Your objective: Which lines have the string "ὑπὲρ"? Copy all of them from the entries below.

Entries supplied:
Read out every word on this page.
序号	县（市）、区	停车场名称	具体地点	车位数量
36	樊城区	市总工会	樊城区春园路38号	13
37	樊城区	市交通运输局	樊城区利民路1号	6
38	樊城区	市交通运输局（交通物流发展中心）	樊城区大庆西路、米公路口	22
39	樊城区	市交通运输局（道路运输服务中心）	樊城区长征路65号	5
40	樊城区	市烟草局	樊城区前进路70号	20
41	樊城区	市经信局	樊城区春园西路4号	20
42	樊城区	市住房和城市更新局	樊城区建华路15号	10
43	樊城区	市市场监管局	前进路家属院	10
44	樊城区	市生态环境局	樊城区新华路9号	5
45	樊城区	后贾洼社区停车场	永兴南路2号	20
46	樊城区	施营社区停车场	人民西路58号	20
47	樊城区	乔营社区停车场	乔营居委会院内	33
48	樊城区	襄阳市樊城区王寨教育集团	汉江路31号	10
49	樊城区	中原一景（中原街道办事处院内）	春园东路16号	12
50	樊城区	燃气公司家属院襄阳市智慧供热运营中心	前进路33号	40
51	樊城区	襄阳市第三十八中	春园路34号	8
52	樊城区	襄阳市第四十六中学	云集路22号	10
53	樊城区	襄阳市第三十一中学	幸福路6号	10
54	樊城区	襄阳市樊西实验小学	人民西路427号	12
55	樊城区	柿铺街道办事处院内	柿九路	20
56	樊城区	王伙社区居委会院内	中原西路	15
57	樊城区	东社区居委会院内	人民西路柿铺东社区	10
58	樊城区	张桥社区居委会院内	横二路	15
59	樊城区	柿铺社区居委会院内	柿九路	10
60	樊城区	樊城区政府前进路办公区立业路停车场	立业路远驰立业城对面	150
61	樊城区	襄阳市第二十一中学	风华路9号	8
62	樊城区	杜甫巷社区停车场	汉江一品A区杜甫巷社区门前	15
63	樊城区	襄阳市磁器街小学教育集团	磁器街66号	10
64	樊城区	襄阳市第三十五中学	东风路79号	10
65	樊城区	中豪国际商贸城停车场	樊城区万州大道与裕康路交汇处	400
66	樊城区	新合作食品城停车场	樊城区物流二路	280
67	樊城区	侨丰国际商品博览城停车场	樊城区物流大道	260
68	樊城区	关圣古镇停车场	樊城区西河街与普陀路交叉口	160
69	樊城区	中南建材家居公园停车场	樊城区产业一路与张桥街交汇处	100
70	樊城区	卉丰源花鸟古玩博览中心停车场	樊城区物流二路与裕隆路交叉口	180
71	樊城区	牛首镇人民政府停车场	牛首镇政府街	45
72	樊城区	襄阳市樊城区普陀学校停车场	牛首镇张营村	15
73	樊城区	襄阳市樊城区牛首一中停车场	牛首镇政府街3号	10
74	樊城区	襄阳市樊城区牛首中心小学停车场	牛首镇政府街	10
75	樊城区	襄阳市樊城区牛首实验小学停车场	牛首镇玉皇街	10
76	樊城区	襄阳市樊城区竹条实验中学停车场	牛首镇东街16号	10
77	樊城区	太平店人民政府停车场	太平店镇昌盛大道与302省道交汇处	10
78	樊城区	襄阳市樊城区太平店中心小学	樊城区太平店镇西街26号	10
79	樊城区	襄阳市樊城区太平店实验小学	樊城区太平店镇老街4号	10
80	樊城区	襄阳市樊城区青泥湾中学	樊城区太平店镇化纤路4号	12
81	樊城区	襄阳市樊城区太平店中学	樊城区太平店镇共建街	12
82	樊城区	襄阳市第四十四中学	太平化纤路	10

--

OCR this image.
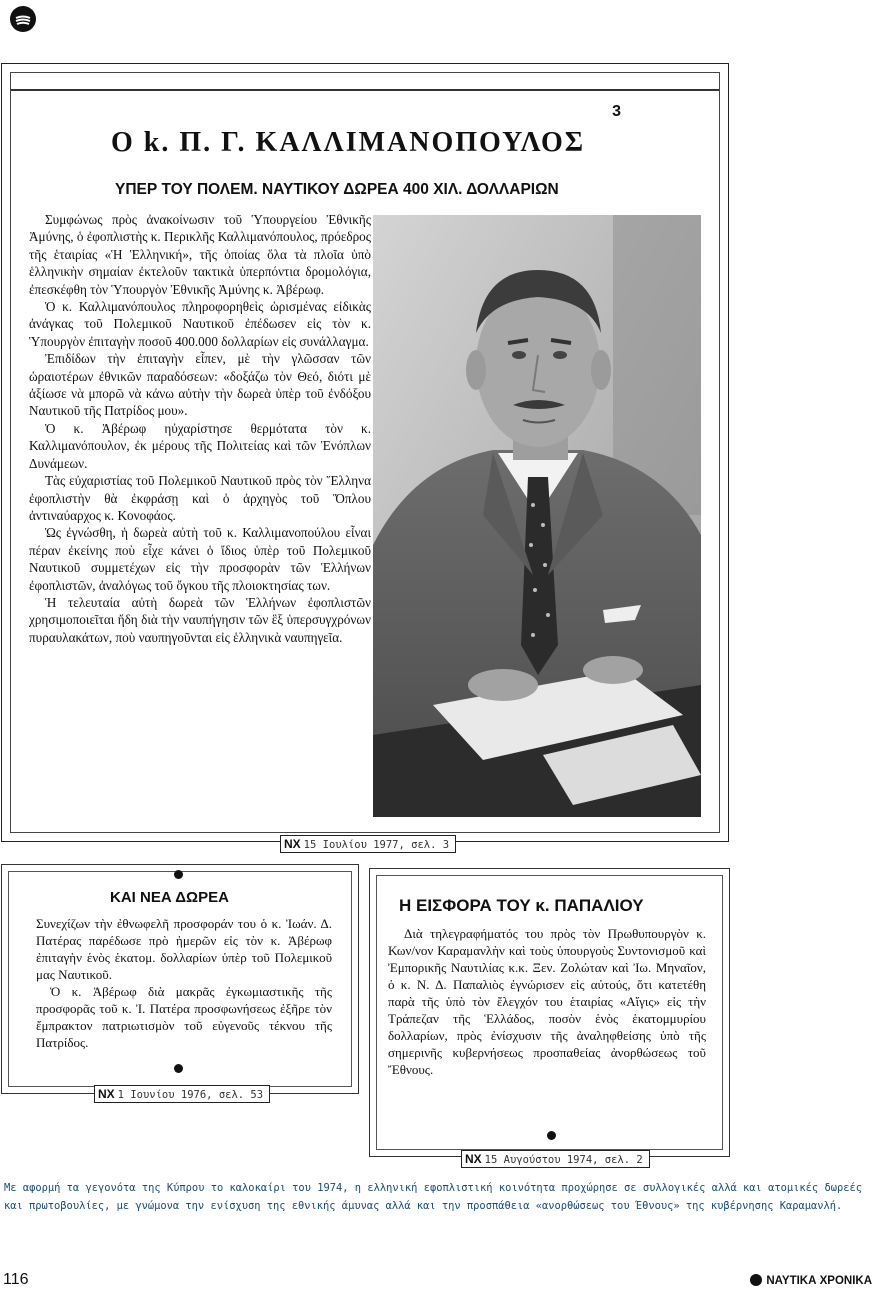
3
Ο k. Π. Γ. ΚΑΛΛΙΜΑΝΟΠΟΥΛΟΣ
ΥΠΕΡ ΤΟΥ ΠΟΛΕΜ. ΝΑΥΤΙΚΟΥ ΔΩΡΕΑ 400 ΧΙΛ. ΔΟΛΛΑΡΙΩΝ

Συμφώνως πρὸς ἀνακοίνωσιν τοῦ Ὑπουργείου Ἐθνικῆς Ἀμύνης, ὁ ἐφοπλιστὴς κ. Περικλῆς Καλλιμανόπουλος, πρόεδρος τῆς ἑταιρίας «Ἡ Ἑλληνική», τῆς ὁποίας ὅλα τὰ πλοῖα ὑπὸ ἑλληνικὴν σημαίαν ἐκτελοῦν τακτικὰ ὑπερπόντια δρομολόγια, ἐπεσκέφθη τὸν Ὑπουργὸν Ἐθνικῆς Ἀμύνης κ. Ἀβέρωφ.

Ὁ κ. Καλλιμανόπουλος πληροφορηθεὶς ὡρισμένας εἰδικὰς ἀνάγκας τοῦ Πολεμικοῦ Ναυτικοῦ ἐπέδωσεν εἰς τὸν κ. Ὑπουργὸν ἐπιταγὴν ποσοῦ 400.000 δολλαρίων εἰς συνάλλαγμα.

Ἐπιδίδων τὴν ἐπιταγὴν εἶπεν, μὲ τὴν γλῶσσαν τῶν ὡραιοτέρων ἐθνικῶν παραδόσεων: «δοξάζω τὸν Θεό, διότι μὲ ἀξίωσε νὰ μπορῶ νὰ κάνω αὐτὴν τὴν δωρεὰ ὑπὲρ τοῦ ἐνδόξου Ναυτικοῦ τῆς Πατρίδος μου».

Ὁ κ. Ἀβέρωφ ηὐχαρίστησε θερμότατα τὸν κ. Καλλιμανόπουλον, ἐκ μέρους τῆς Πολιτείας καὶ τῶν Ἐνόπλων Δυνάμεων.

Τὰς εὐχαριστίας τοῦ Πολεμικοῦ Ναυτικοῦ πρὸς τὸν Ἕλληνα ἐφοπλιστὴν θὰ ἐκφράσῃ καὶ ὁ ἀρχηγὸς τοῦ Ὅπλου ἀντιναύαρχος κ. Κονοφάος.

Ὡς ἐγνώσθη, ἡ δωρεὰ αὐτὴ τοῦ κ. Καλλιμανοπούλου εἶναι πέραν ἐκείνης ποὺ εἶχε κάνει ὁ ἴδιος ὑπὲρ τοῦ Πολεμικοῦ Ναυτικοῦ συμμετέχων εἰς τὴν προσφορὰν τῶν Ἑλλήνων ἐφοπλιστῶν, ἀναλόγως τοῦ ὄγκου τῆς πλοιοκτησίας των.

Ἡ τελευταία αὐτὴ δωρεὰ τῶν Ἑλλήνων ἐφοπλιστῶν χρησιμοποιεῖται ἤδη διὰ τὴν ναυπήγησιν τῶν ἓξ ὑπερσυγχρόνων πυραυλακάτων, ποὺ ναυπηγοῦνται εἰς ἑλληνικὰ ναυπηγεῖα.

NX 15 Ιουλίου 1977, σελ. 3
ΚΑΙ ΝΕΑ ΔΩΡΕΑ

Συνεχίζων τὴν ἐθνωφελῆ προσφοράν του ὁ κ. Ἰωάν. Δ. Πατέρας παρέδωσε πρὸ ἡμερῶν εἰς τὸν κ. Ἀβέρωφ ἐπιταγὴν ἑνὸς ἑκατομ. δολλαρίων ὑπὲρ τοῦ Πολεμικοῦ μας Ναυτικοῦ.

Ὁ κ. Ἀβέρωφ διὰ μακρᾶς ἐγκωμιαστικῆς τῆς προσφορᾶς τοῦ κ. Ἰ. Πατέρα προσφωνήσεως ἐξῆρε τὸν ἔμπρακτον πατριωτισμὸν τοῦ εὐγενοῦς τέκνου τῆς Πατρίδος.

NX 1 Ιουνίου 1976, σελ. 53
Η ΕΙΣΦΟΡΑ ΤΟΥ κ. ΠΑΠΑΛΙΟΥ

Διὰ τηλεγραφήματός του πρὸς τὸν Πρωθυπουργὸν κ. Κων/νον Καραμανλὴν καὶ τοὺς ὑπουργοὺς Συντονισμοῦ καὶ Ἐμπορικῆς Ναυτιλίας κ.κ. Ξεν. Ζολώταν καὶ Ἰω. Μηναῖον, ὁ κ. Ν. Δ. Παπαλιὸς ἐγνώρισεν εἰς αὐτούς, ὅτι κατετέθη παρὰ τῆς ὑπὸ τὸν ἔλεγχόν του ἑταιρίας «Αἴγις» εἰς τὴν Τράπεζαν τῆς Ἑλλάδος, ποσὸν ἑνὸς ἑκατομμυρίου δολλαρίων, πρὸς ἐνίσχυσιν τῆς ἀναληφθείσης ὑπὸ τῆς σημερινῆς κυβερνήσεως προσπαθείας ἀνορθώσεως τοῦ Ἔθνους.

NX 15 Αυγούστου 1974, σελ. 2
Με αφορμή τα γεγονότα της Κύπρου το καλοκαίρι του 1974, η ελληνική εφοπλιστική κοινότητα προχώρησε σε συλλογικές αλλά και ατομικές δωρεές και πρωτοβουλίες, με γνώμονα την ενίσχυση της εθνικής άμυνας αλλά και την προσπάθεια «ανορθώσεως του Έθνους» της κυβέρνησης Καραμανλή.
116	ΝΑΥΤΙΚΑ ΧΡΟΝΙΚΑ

Solved exercise:
Ἐπιδίδων τὴν ἐπιταγὴν εἶπεν, μὲ τὴν γλῶσσαν τῶν ὡραιοτέρων ἐθνικῶν παραδόσεων: «δοξάζω τὸν Θεό, διότι μὲ ἀξίωσε νὰ μπορῶ νὰ κάνω αὐτὴν τὴν δωρεὰ ὑπὲρ τοῦ ἐνδόξου Ναυτικοῦ τῆς Πατρίδος μου».
Ὡς ἐγνώσθη, ἡ δωρεὰ αὐτὴ τοῦ κ. Καλλιμανοπούλου εἶναι πέραν ἐκείνης ποὺ εἶχε κάνει ὁ ἴδιος ὑπὲρ τοῦ Πολεμικοῦ Ναυτικοῦ συμμετέχων εἰς τὴν προσφορὰν τῶν Ἑλλήνων ἐφοπλιστῶν, ἀναλόγως τοῦ ὄγκου τῆς πλοιοκτησίας των.
Συνεχίζων τὴν ἐθνωφελῆ προσφοράν του ὁ κ. Ἰωάν. Δ. Πατέρας παρέδωσε πρὸ ἡμερῶν εἰς τὸν κ. Ἀβέρωφ ἐπιταγὴν ἑνὸς ἑκατομ. δολλαρίων ὑπὲρ τοῦ Πολεμικοῦ μας Ναυτικοῦ.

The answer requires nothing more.